* _Set exercise_:
Transcribe the material exactly. Images do not belong in the copy.

[Figure contents as structured data]
* * * *

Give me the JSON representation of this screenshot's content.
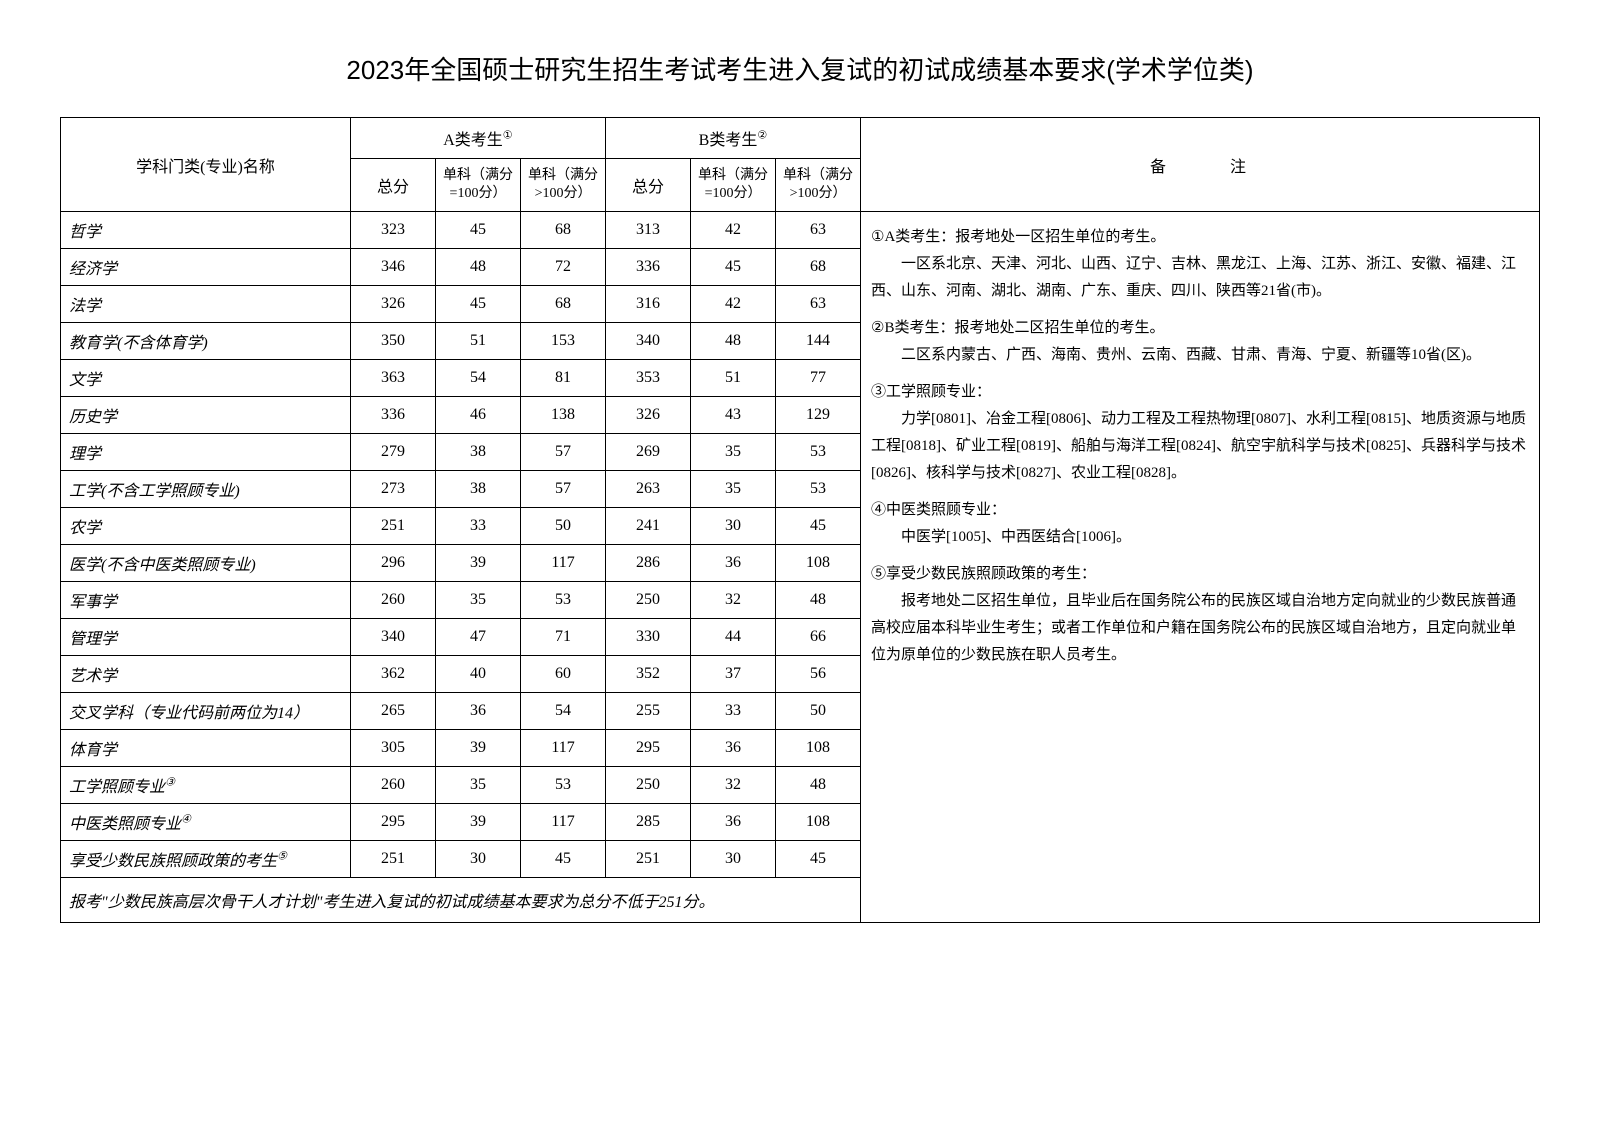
{
  "title": "2023年全国硕士研究生招生考试考生进入复试的初试成绩基本要求(学术学位类)",
  "headers": {
    "subject": "学科门类(专业)名称",
    "catA": "A类考生",
    "catA_sup": "①",
    "catB": "B类考生",
    "catB_sup": "②",
    "total": "总分",
    "sub100": "单科（满分=100分）",
    "sub_gt100": "单科（满分>100分）",
    "notes": "备注"
  },
  "rows": [
    {
      "name": "哲学",
      "a": [
        323,
        45,
        68
      ],
      "b": [
        313,
        42,
        63
      ]
    },
    {
      "name": "经济学",
      "a": [
        346,
        48,
        72
      ],
      "b": [
        336,
        45,
        68
      ]
    },
    {
      "name": "法学",
      "a": [
        326,
        45,
        68
      ],
      "b": [
        316,
        42,
        63
      ]
    },
    {
      "name": "教育学(不含体育学)",
      "a": [
        350,
        51,
        153
      ],
      "b": [
        340,
        48,
        144
      ]
    },
    {
      "name": "文学",
      "a": [
        363,
        54,
        81
      ],
      "b": [
        353,
        51,
        77
      ]
    },
    {
      "name": "历史学",
      "a": [
        336,
        46,
        138
      ],
      "b": [
        326,
        43,
        129
      ]
    },
    {
      "name": "理学",
      "a": [
        279,
        38,
        57
      ],
      "b": [
        269,
        35,
        53
      ]
    },
    {
      "name": "工学(不含工学照顾专业)",
      "a": [
        273,
        38,
        57
      ],
      "b": [
        263,
        35,
        53
      ]
    },
    {
      "name": "农学",
      "a": [
        251,
        33,
        50
      ],
      "b": [
        241,
        30,
        45
      ]
    },
    {
      "name": "医学(不含中医类照顾专业)",
      "a": [
        296,
        39,
        117
      ],
      "b": [
        286,
        36,
        108
      ]
    },
    {
      "name": "军事学",
      "a": [
        260,
        35,
        53
      ],
      "b": [
        250,
        32,
        48
      ]
    },
    {
      "name": "管理学",
      "a": [
        340,
        47,
        71
      ],
      "b": [
        330,
        44,
        66
      ]
    },
    {
      "name": "艺术学",
      "a": [
        362,
        40,
        60
      ],
      "b": [
        352,
        37,
        56
      ]
    },
    {
      "name": "交叉学科（专业代码前两位为14）",
      "a": [
        265,
        36,
        54
      ],
      "b": [
        255,
        33,
        50
      ]
    },
    {
      "name": "体育学",
      "a": [
        305,
        39,
        117
      ],
      "b": [
        295,
        36,
        108
      ]
    },
    {
      "name": "工学照顾专业",
      "sup": "③",
      "a": [
        260,
        35,
        53
      ],
      "b": [
        250,
        32,
        48
      ]
    },
    {
      "name": "中医类照顾专业",
      "sup": "④",
      "a": [
        295,
        39,
        117
      ],
      "b": [
        285,
        36,
        108
      ]
    },
    {
      "name": "享受少数民族照顾政策的考生",
      "sup": "⑤",
      "a": [
        251,
        30,
        45
      ],
      "b": [
        251,
        30,
        45
      ]
    }
  ],
  "footer_note": "报考\"少数民族高层次骨干人才计划\"考生进入复试的初试成绩基本要求为总分不低于251分。",
  "notes": {
    "p1_a": "①A类考生：报考地处一区招生单位的考生。",
    "p1_b": "一区系北京、天津、河北、山西、辽宁、吉林、黑龙江、上海、江苏、浙江、安徽、福建、江西、山东、河南、湖北、湖南、广东、重庆、四川、陕西等21省(市)。",
    "p2_a": "②B类考生：报考地处二区招生单位的考生。",
    "p2_b": "二区系内蒙古、广西、海南、贵州、云南、西藏、甘肃、青海、宁夏、新疆等10省(区)。",
    "p3_a": "③工学照顾专业：",
    "p3_b": "力学[0801]、冶金工程[0806]、动力工程及工程热物理[0807]、水利工程[0815]、地质资源与地质工程[0818]、矿业工程[0819]、船舶与海洋工程[0824]、航空宇航科学与技术[0825]、兵器科学与技术[0826]、核科学与技术[0827]、农业工程[0828]。",
    "p4_a": "④中医类照顾专业：",
    "p4_b": "中医学[1005]、中西医结合[1006]。",
    "p5_a": "⑤享受少数民族照顾政策的考生：",
    "p5_b": "报考地处二区招生单位，且毕业后在国务院公布的民族区域自治地方定向就业的少数民族普通高校应届本科毕业生考生；或者工作单位和户籍在国务院公布的民族区域自治地方，且定向就业单位为原单位的少数民族在职人员考生。"
  }
}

* * * *

* _Solution for this problem_:
Give me the JSON representation of this screenshot's content.
{
  "title": "2023年全国硕士研究生招生考试考生进入复试的初试成绩基本要求(学术学位类)",
  "headers": {
    "subject": "学科门类(专业)名称",
    "catA": "A类考生",
    "catA_sup": "①",
    "catB": "B类考生",
    "catB_sup": "②",
    "total": "总分",
    "sub100": "单科（满分=100分）",
    "sub_gt100": "单科（满分>100分）",
    "notes": "备注"
  },
  "rows": [
    {
      "name": "哲学",
      "a": [
        323,
        45,
        68
      ],
      "b": [
        313,
        42,
        63
      ]
    },
    {
      "name": "经济学",
      "a": [
        346,
        48,
        72
      ],
      "b": [
        336,
        45,
        68
      ]
    },
    {
      "name": "法学",
      "a": [
        326,
        45,
        68
      ],
      "b": [
        316,
        42,
        63
      ]
    },
    {
      "name": "教育学(不含体育学)",
      "a": [
        350,
        51,
        153
      ],
      "b": [
        340,
        48,
        144
      ]
    },
    {
      "name": "文学",
      "a": [
        363,
        54,
        81
      ],
      "b": [
        353,
        51,
        77
      ]
    },
    {
      "name": "历史学",
      "a": [
        336,
        46,
        138
      ],
      "b": [
        326,
        43,
        129
      ]
    },
    {
      "name": "理学",
      "a": [
        279,
        38,
        57
      ],
      "b": [
        269,
        35,
        53
      ]
    },
    {
      "name": "工学(不含工学照顾专业)",
      "a": [
        273,
        38,
        57
      ],
      "b": [
        263,
        35,
        53
      ]
    },
    {
      "name": "农学",
      "a": [
        251,
        33,
        50
      ],
      "b": [
        241,
        30,
        45
      ]
    },
    {
      "name": "医学(不含中医类照顾专业)",
      "a": [
        296,
        39,
        117
      ],
      "b": [
        286,
        36,
        108
      ]
    },
    {
      "name": "军事学",
      "a": [
        260,
        35,
        53
      ],
      "b": [
        250,
        32,
        48
      ]
    },
    {
      "name": "管理学",
      "a": [
        340,
        47,
        71
      ],
      "b": [
        330,
        44,
        66
      ]
    },
    {
      "name": "艺术学",
      "a": [
        362,
        40,
        60
      ],
      "b": [
        352,
        37,
        56
      ]
    },
    {
      "name": "交叉学科（专业代码前两位为14）",
      "a": [
        265,
        36,
        54
      ],
      "b": [
        255,
        33,
        50
      ]
    },
    {
      "name": "体育学",
      "a": [
        305,
        39,
        117
      ],
      "b": [
        295,
        36,
        108
      ]
    },
    {
      "name": "工学照顾专业",
      "sup": "③",
      "a": [
        260,
        35,
        53
      ],
      "b": [
        250,
        32,
        48
      ]
    },
    {
      "name": "中医类照顾专业",
      "sup": "④",
      "a": [
        295,
        39,
        117
      ],
      "b": [
        285,
        36,
        108
      ]
    },
    {
      "name": "享受少数民族照顾政策的考生",
      "sup": "⑤",
      "a": [
        251,
        30,
        45
      ],
      "b": [
        251,
        30,
        45
      ]
    }
  ],
  "footer_note": "报考\"少数民族高层次骨干人才计划\"考生进入复试的初试成绩基本要求为总分不低于251分。",
  "notes": {
    "p1_a": "①A类考生：报考地处一区招生单位的考生。",
    "p1_b": "一区系北京、天津、河北、山西、辽宁、吉林、黑龙江、上海、江苏、浙江、安徽、福建、江西、山东、河南、湖北、湖南、广东、重庆、四川、陕西等21省(市)。",
    "p2_a": "②B类考生：报考地处二区招生单位的考生。",
    "p2_b": "二区系内蒙古、广西、海南、贵州、云南、西藏、甘肃、青海、宁夏、新疆等10省(区)。",
    "p3_a": "③工学照顾专业：",
    "p3_b": "力学[0801]、冶金工程[0806]、动力工程及工程热物理[0807]、水利工程[0815]、地质资源与地质工程[0818]、矿业工程[0819]、船舶与海洋工程[0824]、航空宇航科学与技术[0825]、兵器科学与技术[0826]、核科学与技术[0827]、农业工程[0828]。",
    "p4_a": "④中医类照顾专业：",
    "p4_b": "中医学[1005]、中西医结合[1006]。",
    "p5_a": "⑤享受少数民族照顾政策的考生：",
    "p5_b": "报考地处二区招生单位，且毕业后在国务院公布的民族区域自治地方定向就业的少数民族普通高校应届本科毕业生考生；或者工作单位和户籍在国务院公布的民族区域自治地方，且定向就业单位为原单位的少数民族在职人员考生。"
  }
}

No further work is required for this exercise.